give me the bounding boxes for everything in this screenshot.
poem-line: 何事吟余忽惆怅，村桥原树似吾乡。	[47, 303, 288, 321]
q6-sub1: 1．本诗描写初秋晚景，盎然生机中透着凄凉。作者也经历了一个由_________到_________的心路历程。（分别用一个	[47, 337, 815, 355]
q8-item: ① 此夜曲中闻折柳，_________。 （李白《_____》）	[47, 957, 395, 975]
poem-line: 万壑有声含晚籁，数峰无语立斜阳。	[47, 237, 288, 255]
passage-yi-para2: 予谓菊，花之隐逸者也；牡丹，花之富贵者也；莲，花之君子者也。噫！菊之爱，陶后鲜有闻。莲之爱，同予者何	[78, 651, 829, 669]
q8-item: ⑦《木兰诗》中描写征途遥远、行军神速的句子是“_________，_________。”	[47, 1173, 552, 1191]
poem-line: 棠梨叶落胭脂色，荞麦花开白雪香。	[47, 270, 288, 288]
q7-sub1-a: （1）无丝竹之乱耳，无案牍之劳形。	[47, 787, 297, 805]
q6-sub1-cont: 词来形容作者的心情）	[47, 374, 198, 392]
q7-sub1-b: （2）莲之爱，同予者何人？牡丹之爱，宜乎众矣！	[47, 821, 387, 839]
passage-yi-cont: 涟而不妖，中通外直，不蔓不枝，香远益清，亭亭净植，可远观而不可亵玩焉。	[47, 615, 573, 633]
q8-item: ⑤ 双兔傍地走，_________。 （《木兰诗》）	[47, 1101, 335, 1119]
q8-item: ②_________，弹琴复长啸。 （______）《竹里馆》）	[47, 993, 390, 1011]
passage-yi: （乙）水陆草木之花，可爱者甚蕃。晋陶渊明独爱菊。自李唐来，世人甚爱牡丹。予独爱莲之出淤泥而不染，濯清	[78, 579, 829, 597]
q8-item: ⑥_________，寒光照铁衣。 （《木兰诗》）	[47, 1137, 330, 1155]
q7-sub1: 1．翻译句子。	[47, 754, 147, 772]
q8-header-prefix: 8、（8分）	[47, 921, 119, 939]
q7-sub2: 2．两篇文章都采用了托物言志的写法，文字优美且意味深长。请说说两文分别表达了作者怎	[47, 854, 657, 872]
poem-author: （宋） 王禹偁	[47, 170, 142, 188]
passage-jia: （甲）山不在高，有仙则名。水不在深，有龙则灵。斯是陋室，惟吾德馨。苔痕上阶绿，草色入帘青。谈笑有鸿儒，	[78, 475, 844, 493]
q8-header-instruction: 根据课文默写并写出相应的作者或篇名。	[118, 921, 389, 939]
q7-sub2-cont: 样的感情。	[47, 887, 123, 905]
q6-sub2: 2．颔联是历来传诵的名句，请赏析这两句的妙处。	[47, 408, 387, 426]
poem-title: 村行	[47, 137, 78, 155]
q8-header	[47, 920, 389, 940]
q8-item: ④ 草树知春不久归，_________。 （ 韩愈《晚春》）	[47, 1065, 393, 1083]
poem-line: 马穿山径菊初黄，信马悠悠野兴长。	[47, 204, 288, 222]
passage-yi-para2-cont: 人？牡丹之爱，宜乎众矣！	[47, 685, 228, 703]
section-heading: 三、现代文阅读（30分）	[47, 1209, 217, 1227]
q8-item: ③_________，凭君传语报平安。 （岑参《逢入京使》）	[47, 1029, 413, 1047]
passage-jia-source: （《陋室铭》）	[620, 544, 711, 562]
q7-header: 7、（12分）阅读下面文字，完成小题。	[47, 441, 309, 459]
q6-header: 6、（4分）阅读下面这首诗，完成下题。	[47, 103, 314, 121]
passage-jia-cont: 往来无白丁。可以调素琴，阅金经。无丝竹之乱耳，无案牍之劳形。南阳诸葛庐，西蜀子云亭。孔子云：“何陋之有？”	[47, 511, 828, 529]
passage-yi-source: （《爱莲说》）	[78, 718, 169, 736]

====================

● **What you are asked to do**: Reproduce verbatim every line from the start of the records through the line containing "1173, 552, 1191]", both included.

● **Completed exercise**:
give me the bounding boxes for everything in this screenshot.
poem-line: 何事吟余忽惆怅，村桥原树似吾乡。	[47, 303, 288, 321]
q6-sub1: 1．本诗描写初秋晚景，盎然生机中透着凄凉。作者也经历了一个由_________到_________的心路历程。（分别用一个	[47, 337, 815, 355]
q8-item: ① 此夜曲中闻折柳，_________。 （李白《_____》）	[47, 957, 395, 975]
poem-line: 万壑有声含晚籁，数峰无语立斜阳。	[47, 237, 288, 255]
passage-yi-para2: 予谓菊，花之隐逸者也；牡丹，花之富贵者也；莲，花之君子者也。噫！菊之爱，陶后鲜有闻。莲之爱，同予者何	[78, 651, 829, 669]
q8-item: ⑦《木兰诗》中描写征途遥远、行军神速的句子是“_________，_________。”	[47, 1173, 552, 1191]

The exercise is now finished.